Aim of the task → Single out the lines of the material that contain "this" and copy them.

▶

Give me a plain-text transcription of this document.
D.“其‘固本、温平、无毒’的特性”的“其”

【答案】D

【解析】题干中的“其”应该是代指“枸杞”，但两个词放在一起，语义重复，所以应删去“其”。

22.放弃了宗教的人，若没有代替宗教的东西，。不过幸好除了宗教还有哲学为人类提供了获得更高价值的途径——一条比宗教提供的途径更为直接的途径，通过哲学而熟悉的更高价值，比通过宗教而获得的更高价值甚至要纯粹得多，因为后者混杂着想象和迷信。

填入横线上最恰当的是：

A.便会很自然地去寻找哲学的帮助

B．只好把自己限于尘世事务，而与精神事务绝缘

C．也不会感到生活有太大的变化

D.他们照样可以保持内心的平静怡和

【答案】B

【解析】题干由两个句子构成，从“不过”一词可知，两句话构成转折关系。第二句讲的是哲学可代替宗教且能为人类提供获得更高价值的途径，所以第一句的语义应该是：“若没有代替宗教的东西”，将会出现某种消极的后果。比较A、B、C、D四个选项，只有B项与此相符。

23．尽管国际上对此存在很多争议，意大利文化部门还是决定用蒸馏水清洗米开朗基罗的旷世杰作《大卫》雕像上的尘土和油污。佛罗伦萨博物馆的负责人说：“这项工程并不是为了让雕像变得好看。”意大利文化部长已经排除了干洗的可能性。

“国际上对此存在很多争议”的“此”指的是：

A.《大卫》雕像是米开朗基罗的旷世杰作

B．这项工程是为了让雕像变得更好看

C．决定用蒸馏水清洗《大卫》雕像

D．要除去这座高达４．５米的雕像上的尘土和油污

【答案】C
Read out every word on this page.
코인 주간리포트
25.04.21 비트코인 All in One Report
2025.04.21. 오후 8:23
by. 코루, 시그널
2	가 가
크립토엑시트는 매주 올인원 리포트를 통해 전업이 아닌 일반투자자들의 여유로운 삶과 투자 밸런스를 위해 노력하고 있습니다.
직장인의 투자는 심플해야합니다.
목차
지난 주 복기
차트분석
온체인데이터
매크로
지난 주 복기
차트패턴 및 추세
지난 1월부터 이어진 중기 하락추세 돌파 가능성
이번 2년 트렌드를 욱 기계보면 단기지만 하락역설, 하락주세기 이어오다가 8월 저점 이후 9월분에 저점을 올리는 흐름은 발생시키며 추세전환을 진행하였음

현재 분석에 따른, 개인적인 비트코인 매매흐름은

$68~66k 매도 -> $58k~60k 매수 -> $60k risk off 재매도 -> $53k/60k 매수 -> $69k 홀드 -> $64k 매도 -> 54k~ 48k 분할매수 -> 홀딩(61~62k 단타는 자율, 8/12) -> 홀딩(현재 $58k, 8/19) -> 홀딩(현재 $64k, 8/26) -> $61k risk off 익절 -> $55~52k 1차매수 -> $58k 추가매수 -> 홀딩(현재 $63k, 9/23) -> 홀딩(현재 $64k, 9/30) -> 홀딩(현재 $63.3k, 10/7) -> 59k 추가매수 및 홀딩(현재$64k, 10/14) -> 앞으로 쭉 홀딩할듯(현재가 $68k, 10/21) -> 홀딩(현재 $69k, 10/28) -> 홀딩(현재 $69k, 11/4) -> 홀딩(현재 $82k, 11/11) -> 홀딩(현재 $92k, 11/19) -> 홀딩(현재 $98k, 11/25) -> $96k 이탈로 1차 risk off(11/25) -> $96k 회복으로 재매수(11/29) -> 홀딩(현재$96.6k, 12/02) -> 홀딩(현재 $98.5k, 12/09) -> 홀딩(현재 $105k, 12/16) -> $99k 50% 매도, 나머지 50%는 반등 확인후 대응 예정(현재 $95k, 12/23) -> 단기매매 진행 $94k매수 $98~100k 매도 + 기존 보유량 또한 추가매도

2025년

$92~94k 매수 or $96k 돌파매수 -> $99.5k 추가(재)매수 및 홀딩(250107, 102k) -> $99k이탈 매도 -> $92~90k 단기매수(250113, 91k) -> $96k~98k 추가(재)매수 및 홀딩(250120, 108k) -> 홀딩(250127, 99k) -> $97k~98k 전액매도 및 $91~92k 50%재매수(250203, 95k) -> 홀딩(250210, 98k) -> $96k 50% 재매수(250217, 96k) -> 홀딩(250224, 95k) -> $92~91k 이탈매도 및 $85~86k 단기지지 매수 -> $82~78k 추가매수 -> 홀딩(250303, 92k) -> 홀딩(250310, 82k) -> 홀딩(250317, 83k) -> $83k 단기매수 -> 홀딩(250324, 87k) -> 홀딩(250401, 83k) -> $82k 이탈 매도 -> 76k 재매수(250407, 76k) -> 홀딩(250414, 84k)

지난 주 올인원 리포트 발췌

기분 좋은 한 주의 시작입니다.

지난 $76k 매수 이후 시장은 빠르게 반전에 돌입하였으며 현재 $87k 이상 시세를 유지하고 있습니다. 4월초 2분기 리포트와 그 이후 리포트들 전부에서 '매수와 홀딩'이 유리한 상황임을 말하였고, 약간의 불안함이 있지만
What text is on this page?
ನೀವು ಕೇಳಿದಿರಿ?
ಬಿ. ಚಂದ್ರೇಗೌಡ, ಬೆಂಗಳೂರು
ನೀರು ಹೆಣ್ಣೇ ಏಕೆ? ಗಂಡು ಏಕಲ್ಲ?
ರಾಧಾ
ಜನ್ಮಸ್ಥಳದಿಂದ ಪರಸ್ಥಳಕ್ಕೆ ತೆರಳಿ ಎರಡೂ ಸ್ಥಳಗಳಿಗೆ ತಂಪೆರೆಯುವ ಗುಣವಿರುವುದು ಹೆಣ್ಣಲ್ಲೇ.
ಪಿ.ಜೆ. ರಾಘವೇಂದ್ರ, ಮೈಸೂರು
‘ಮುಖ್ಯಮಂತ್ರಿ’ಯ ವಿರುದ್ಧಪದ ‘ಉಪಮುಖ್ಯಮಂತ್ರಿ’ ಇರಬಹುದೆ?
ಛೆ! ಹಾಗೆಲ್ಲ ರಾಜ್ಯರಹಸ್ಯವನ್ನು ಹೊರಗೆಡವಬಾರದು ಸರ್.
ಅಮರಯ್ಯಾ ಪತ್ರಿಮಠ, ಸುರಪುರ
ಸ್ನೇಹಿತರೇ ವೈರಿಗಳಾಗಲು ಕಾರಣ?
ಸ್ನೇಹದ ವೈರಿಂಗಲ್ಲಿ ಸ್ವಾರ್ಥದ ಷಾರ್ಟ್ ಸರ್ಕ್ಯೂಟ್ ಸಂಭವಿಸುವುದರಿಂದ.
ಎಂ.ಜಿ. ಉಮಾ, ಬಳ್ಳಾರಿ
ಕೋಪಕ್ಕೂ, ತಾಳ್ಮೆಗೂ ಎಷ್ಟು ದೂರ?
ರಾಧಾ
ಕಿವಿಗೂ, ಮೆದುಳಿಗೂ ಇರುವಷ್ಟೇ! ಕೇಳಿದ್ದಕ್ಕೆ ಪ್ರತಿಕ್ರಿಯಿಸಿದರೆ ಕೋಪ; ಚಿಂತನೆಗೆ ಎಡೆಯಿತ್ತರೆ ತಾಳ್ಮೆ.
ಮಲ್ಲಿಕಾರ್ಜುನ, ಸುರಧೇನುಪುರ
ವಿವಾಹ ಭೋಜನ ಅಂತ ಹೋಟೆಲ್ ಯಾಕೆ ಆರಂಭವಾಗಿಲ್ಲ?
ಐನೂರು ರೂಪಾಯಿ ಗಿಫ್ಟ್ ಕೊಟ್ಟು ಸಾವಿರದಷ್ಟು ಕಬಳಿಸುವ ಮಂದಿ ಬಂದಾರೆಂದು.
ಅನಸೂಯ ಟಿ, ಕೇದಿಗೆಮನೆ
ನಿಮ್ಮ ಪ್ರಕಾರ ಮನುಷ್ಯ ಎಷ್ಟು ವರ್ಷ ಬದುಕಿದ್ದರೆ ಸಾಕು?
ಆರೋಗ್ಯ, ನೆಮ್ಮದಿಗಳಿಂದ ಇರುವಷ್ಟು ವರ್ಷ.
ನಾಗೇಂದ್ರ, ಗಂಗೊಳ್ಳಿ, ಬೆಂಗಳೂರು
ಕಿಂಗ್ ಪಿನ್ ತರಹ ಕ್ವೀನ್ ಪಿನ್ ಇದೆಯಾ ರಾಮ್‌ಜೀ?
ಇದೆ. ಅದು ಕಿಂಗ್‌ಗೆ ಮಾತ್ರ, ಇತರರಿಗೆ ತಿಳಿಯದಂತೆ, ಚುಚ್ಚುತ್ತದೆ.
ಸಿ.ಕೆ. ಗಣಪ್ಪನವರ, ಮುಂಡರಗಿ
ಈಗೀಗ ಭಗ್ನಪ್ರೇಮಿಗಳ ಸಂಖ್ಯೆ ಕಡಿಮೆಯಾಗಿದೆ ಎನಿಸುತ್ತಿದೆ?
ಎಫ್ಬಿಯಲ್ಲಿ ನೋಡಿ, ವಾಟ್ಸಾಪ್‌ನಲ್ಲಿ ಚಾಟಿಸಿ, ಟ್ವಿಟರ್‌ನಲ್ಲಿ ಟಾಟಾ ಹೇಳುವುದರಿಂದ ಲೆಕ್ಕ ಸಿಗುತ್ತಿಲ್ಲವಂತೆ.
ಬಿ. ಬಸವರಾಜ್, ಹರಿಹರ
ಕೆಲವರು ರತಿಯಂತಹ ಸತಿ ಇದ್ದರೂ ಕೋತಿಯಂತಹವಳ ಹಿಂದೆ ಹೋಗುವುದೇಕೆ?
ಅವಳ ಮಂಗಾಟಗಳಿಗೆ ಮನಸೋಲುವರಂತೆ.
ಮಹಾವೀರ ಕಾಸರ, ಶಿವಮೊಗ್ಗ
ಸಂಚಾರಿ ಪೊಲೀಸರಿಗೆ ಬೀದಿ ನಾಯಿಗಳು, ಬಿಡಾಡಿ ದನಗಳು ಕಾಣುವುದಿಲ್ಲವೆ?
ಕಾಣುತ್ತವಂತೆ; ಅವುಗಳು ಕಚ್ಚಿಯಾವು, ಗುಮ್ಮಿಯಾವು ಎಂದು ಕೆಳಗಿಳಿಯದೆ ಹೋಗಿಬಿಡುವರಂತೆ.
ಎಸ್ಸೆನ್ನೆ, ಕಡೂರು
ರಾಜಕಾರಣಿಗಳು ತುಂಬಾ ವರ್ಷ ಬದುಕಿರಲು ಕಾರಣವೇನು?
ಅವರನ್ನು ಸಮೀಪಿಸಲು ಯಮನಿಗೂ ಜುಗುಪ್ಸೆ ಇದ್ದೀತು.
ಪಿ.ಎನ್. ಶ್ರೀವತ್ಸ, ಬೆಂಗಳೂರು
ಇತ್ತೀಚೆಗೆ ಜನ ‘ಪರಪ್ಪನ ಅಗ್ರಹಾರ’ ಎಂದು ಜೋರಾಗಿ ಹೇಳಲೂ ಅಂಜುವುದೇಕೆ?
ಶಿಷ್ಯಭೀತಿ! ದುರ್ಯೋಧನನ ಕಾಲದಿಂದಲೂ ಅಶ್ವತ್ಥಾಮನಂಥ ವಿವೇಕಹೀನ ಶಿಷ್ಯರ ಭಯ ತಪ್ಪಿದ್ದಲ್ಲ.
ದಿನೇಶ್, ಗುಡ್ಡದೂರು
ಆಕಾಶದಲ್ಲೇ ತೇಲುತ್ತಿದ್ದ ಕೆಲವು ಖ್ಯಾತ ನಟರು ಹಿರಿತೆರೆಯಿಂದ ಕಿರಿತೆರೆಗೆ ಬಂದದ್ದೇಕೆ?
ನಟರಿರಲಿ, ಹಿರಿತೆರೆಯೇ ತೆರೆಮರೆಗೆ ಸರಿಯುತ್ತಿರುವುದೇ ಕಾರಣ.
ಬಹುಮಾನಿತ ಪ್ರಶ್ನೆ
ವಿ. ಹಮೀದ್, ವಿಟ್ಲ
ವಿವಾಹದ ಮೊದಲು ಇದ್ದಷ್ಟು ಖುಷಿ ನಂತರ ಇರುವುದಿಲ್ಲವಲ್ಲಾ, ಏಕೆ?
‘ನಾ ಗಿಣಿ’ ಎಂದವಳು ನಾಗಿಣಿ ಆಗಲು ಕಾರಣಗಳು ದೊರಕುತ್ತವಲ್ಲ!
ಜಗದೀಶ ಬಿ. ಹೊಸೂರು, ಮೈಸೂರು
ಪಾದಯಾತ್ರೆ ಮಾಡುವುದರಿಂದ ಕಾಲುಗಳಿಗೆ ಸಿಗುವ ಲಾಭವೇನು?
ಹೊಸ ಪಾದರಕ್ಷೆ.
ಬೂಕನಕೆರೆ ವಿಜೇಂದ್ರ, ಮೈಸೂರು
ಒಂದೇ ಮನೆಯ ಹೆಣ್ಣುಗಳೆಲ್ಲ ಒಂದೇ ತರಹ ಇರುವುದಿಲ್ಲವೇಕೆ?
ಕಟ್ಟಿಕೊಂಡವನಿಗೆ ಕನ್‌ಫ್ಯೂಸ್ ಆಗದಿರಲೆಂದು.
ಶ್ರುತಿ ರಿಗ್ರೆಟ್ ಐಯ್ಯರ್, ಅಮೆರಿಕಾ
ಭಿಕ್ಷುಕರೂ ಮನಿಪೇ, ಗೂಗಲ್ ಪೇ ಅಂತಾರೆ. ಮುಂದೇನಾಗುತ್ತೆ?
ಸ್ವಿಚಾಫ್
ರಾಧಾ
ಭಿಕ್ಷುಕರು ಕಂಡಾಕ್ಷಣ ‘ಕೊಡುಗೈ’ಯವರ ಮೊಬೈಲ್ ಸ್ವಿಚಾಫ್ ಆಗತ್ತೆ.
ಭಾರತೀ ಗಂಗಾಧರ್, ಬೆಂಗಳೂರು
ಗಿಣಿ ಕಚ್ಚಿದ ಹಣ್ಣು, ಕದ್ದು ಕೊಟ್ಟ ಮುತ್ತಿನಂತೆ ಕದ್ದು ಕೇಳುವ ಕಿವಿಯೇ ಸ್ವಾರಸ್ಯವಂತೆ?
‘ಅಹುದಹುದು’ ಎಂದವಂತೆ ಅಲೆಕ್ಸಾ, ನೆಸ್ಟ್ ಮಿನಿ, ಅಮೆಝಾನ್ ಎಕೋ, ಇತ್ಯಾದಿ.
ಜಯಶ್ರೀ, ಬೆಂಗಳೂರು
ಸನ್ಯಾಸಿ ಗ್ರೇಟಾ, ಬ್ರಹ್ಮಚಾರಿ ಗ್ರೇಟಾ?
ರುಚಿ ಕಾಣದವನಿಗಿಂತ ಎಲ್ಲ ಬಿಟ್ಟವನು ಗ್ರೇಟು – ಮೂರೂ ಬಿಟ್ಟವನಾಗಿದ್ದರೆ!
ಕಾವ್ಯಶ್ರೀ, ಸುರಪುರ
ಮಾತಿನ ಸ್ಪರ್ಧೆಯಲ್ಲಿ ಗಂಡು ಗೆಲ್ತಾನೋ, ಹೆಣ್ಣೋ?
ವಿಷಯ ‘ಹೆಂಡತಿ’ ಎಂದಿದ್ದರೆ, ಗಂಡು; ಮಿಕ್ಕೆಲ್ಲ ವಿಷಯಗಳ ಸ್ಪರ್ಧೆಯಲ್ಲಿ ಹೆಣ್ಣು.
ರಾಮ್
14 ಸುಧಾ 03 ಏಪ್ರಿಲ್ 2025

◀

Answer →
Give me a plain-text transcription of this document.
Read out every word on this page.
What text is on this page?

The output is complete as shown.